Records about charts and figures
-----
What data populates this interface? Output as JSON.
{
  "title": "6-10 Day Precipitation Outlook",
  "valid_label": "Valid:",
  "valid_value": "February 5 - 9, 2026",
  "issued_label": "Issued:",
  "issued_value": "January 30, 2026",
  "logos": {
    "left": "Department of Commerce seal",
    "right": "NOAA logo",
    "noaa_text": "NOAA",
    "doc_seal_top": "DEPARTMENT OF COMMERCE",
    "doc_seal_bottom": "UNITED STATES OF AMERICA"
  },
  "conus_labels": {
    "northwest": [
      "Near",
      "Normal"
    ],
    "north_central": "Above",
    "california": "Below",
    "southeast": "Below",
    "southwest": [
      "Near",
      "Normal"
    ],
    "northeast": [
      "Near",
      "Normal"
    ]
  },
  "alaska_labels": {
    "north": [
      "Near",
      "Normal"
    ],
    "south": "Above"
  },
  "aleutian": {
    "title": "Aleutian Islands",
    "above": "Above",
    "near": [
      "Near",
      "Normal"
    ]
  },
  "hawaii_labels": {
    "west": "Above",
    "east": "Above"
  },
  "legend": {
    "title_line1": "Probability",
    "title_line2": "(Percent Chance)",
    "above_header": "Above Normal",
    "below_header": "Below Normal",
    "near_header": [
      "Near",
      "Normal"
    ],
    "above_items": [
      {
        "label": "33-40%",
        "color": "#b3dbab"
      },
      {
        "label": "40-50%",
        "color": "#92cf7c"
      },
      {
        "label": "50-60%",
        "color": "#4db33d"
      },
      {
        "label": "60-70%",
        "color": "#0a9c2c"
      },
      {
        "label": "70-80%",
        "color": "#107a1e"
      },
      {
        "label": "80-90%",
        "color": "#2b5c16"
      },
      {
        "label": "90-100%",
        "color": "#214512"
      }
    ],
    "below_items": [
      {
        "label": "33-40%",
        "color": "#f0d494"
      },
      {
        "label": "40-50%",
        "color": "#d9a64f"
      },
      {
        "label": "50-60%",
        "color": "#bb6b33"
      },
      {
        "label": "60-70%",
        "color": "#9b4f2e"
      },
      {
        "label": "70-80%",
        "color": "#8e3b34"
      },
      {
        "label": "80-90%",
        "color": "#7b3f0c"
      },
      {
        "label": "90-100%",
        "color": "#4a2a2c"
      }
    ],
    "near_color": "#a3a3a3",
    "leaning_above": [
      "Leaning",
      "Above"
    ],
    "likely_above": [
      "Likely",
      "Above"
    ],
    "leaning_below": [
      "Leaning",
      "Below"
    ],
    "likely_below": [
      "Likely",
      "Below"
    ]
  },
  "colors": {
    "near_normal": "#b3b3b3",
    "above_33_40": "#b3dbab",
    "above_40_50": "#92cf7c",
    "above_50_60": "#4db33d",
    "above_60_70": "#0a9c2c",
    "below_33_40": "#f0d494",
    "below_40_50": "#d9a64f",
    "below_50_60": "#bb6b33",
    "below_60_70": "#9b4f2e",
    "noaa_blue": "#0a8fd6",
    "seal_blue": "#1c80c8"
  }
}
-----
### TASK PROMPT
Take the listing above and set it down exactly.

### RESPONSE FOR THIS EXERCISE
What data populates this interface? Output as JSON.
{
  "title": "6-10 Day Precipitation Outlook",
  "valid_label": "Valid:",
  "valid_value": "February 5 - 9, 2026",
  "issued_label": "Issued:",
  "issued_value": "January 30, 2026",
  "logos": {
    "left": "Department of Commerce seal",
    "right": "NOAA logo",
    "noaa_text": "NOAA",
    "doc_seal_top": "DEPARTMENT OF COMMERCE",
    "doc_seal_bottom": "UNITED STATES OF AMERICA"
  },
  "conus_labels": {
    "northwest": [
      "Near",
      "Normal"
    ],
    "north_central": "Above",
    "california": "Below",
    "southeast": "Below",
    "southwest": [
      "Near",
      "Normal"
    ],
    "northeast": [
      "Near",
      "Normal"
    ]
  },
  "alaska_labels": {
    "north": [
      "Near",
      "Normal"
    ],
    "south": "Above"
  },
  "aleutian": {
    "title": "Aleutian Islands",
    "above": "Above",
    "near": [
      "Near",
      "Normal"
    ]
  },
  "hawaii_labels": {
    "west": "Above",
    "east": "Above"
  },
  "legend": {
    "title_line1": "Probability",
    "title_line2": "(Percent Chance)",
    "above_header": "Above Normal",
    "below_header": "Below Normal",
    "near_header": [
      "Near",
      "Normal"
    ],
    "above_items": [
      {
        "label": "33-40%",
        "color": "#b3dbab"
      },
      {
        "label": "40-50%",
        "color": "#92cf7c"
      },
      {
        "label": "50-60%",
        "color": "#4db33d"
      },
      {
        "label": "60-70%",
        "color": "#0a9c2c"
      },
      {
        "label": "70-80%",
        "color": "#107a1e"
      },
      {
        "label": "80-90%",
        "color": "#2b5c16"
      },
      {
        "label": "90-100%",
        "color": "#214512"
      }
    ],
    "below_items": [
      {
        "label": "33-40%",
        "color": "#f0d494"
      },
      {
        "label": "40-50%",
        "color": "#d9a64f"
      },
      {
        "label": "50-60%",
        "color": "#bb6b33"
      },
      {
        "label": "60-70%",
        "color": "#9b4f2e"
      },
      {
        "label": "70-80%",
        "color": "#8e3b34"
      },
      {
        "label": "80-90%",
        "color": "#7b3f0c"
      },
      {
        "label": "90-100%",
        "color": "#4a2a2c"
      }
    ],
    "near_color": "#a3a3a3",
    "leaning_above": [
      "Leaning",
      "Above"
    ],
    "likely_above": [
      "Likely",
      "Above"
    ],
    "leaning_below": [
      "Leaning",
      "Below"
    ],
    "likely_below": [
      "Likely",
      "Below"
    ]
  },
  "colors": {
    "near_normal": "#b3b3b3",
    "above_33_40": "#b3dbab",
    "above_40_50": "#92cf7c",
    "above_50_60": "#4db33d",
    "above_60_70": "#0a9c2c",
    "below_33_40": "#f0d494",
    "below_40_50": "#d9a64f",
    "below_50_60": "#bb6b33",
    "below_60_70": "#9b4f2e",
    "noaa_blue": "#0a8fd6",
    "seal_blue": "#1c80c8"
  }
}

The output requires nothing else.